* **TASK GOAL**
Scan the material and copy every line in which "SLOC" appears.

* **RECORDED DATA**
+---+

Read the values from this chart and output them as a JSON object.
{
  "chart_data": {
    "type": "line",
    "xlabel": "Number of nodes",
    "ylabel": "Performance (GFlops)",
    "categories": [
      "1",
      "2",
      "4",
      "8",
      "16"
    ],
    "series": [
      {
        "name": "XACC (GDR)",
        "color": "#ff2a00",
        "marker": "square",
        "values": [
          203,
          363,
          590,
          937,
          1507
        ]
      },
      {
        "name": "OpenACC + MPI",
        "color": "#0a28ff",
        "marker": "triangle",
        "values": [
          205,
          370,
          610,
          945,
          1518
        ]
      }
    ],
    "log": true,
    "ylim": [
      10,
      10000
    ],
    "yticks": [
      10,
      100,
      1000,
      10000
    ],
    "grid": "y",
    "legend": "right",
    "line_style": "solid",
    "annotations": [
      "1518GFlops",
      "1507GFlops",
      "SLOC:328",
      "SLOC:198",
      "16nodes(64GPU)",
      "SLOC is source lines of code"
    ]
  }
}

+---+

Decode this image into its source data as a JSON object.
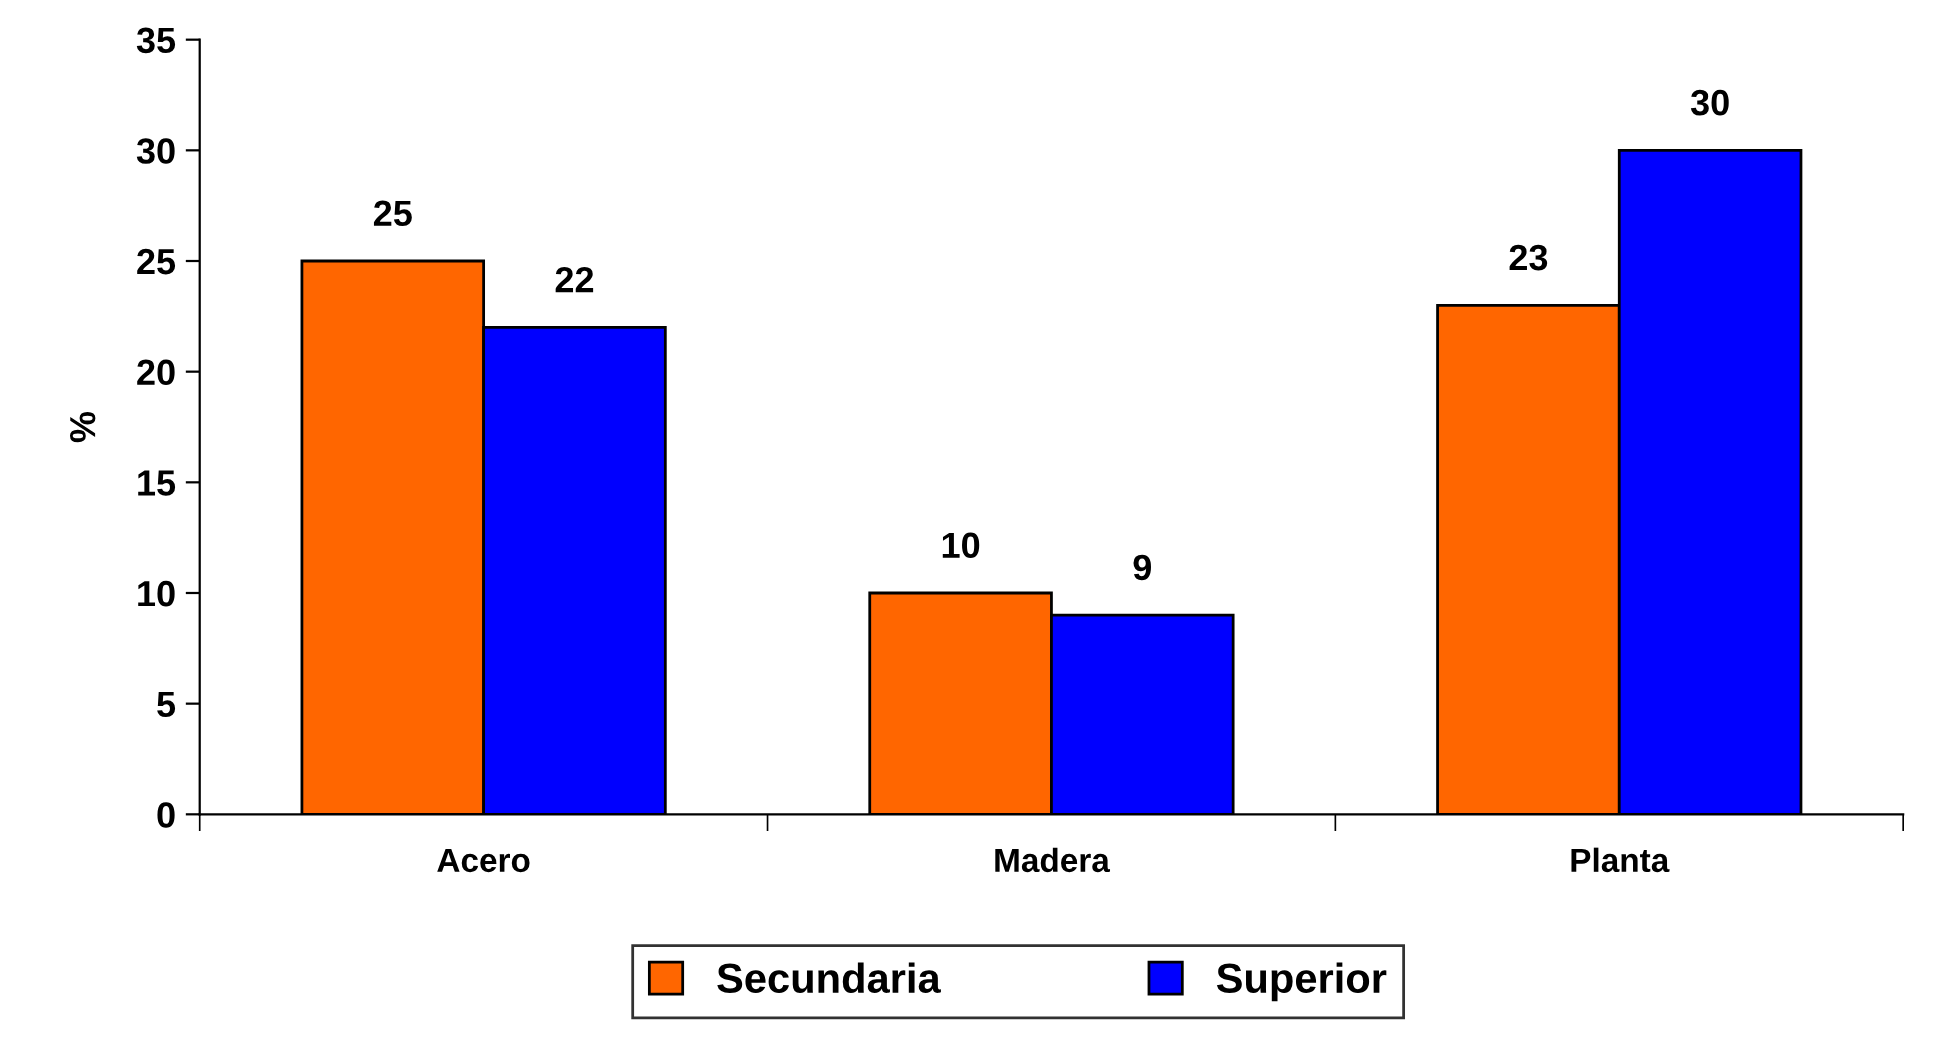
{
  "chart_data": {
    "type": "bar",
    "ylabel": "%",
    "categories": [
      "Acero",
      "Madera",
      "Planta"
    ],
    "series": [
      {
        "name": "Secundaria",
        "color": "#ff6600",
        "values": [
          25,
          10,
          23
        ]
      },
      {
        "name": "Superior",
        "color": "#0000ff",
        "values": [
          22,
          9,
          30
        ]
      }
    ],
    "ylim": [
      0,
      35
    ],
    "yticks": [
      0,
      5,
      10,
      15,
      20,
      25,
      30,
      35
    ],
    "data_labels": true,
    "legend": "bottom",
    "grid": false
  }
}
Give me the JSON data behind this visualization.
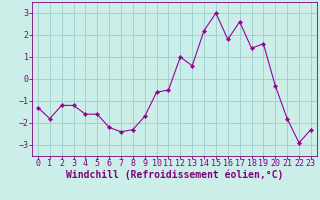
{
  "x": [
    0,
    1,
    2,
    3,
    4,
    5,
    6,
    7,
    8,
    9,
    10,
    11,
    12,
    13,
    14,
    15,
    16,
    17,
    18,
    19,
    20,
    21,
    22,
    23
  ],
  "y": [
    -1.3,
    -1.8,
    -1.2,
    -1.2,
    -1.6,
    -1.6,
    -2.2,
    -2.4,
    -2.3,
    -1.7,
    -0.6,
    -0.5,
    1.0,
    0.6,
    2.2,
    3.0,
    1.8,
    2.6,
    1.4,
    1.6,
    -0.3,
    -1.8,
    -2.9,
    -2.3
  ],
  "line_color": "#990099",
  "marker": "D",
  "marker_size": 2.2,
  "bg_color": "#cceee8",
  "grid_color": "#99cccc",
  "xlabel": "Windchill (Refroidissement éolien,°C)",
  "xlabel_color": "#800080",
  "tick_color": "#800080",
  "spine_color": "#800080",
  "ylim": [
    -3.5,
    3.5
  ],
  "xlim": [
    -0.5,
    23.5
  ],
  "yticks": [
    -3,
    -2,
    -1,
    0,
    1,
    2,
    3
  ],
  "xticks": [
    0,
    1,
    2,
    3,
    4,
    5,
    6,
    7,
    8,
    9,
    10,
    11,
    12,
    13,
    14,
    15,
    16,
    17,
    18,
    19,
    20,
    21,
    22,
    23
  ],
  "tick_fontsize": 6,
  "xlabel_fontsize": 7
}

+---+

* **EXERCISE RESULT**
      "SLOC:328",
      "SLOC:198",
      "SLOC is source lines of code"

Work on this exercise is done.